▶ **Exercise requirements**: Copy out all the lines where "color" shows up.

++++ Data for this task

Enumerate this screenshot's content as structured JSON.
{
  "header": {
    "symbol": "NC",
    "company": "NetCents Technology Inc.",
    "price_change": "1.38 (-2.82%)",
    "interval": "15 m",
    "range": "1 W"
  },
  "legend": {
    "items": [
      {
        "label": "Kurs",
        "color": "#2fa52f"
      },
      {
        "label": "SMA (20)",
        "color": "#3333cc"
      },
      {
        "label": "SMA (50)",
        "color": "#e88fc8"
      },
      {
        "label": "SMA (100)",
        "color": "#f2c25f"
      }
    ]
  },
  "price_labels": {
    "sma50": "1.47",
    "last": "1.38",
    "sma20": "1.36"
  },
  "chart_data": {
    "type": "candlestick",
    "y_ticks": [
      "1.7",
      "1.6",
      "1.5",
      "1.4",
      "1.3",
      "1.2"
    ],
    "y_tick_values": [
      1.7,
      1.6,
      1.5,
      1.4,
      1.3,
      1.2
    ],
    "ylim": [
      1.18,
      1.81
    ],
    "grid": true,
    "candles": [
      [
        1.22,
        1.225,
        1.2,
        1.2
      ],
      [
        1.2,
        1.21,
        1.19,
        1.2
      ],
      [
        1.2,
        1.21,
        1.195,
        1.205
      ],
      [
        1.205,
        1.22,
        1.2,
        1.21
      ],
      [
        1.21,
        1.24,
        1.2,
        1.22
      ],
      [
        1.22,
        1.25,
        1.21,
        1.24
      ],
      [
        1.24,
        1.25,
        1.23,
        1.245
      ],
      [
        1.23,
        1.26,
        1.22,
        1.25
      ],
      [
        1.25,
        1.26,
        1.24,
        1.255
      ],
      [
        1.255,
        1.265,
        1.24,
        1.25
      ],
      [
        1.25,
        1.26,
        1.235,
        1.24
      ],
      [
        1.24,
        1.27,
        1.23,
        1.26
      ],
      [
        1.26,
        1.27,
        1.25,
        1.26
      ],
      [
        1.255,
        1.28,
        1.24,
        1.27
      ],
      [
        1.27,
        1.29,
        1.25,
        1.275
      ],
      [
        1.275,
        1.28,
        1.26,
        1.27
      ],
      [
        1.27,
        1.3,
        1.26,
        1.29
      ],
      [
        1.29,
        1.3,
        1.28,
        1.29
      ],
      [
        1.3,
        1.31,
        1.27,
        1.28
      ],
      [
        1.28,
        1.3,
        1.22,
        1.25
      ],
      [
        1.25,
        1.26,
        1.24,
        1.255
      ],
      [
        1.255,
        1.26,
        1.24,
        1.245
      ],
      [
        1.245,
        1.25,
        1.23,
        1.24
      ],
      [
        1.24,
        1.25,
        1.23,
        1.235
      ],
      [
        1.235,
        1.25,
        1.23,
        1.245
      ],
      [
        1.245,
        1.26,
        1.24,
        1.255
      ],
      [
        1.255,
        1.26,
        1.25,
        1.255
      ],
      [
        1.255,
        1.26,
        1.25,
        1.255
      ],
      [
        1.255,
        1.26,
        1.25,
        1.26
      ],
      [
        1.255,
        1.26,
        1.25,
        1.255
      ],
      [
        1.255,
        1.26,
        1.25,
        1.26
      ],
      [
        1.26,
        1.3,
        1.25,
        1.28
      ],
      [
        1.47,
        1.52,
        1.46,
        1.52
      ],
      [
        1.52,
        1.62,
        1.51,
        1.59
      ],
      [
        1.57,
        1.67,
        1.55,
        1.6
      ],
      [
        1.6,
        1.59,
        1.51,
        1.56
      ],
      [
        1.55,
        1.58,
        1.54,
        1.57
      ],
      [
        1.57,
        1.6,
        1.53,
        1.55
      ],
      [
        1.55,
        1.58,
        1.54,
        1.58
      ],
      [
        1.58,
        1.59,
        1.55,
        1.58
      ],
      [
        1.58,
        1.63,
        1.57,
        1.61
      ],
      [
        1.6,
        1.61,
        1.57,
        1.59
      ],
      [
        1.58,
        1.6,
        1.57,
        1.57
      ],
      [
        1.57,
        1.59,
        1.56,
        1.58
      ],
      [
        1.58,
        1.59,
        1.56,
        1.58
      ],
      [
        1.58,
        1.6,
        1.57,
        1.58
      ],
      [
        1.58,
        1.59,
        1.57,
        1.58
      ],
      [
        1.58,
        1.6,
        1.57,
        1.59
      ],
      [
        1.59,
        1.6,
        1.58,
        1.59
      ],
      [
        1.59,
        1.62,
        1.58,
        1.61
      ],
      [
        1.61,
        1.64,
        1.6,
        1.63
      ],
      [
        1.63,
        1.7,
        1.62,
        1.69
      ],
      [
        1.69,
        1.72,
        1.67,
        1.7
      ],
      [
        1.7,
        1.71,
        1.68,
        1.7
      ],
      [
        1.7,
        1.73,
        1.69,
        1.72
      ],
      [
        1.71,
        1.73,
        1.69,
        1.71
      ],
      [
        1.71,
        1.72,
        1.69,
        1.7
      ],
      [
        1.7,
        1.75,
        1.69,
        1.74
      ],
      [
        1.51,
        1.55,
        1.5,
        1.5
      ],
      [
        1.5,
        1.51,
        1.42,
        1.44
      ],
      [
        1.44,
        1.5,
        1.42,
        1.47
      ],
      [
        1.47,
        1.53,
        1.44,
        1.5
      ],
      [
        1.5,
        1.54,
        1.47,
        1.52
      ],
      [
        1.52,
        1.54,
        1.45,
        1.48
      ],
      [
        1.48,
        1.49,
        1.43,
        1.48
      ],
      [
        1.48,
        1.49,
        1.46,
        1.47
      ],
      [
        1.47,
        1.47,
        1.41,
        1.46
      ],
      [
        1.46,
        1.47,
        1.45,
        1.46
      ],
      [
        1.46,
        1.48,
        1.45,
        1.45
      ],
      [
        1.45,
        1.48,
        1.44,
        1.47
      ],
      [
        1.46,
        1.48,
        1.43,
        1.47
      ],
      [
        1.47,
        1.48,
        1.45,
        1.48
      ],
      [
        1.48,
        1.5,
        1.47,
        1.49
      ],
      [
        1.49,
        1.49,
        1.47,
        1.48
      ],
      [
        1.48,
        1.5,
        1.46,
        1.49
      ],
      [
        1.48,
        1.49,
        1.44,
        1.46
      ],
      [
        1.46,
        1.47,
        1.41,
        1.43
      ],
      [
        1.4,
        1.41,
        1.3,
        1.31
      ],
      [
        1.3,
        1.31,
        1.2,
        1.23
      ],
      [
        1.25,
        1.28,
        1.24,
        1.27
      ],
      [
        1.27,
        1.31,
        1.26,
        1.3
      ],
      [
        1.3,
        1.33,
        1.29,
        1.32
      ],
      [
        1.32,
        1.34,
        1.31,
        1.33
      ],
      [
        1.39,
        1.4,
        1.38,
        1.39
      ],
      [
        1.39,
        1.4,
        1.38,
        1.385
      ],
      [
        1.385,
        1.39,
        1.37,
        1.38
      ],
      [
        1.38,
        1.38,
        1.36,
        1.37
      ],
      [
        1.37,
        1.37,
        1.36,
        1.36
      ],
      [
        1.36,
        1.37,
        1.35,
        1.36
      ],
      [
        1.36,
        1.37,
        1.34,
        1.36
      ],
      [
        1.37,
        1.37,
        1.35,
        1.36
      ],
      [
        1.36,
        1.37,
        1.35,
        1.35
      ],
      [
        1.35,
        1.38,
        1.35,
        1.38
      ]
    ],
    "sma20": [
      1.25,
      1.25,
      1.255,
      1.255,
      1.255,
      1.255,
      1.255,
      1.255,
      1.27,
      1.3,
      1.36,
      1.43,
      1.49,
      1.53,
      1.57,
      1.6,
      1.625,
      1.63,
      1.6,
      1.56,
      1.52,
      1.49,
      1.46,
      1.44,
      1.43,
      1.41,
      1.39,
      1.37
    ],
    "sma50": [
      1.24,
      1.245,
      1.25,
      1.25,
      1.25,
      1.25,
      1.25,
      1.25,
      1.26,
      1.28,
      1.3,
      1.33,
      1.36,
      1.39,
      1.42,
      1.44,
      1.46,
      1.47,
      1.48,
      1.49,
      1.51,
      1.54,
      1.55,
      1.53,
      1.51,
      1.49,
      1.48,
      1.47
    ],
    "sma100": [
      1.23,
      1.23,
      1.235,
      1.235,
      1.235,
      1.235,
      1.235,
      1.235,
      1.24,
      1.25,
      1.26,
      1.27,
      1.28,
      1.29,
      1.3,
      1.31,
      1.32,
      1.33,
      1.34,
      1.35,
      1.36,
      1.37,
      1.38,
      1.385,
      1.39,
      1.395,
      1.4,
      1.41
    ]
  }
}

++++++++

▶ **Output below**:
        "color": "#2fa52f"
        "color": "#3333cc"
        "color": "#e88fc8"
        "color": "#f2c25f"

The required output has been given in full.